Task statement: Would you repeat the listing exactly but omit every picture?

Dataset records

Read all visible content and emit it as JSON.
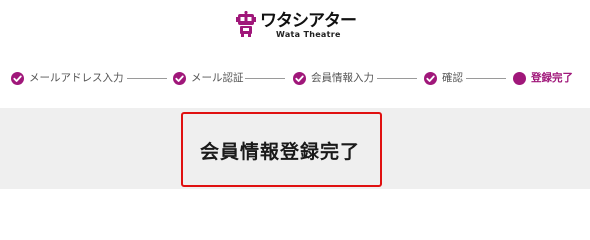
{
  "header": {
    "logo_text": "ワタシアター",
    "logo_subtext": "Wata Theatre"
  },
  "steps": [
    {
      "label": "メールアドレス入力",
      "state": "done"
    },
    {
      "label": "メール認証",
      "state": "done"
    },
    {
      "label": "会員情報入力",
      "state": "done"
    },
    {
      "label": "確認",
      "state": "done"
    },
    {
      "label": "登録完了",
      "state": "current"
    }
  ],
  "main": {
    "title": "会員情報登録完了"
  },
  "colors": {
    "accent": "#a0177a",
    "highlight_border": "#e01010",
    "banner_bg": "#efefef"
  }
}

Result:
Read all visible content and emit it as JSON.
{
  "header": {
    "logo_text": "ワタシアター",
    "logo_subtext": "Wata Theatre"
  },
  "steps": [
    {
      "label": "メールアドレス入力",
      "state": "done"
    },
    {
      "label": "メール認証",
      "state": "done"
    },
    {
      "label": "会員情報入力",
      "state": "done"
    },
    {
      "label": "確認",
      "state": "done"
    },
    {
      "label": "登録完了",
      "state": "current"
    }
  ],
  "main": {
    "title": "会員情報登録完了"
  },
  "colors": {
    "accent": "#a0177a",
    "highlight_border": "#e01010",
    "banner_bg": "#efefef"
  }
}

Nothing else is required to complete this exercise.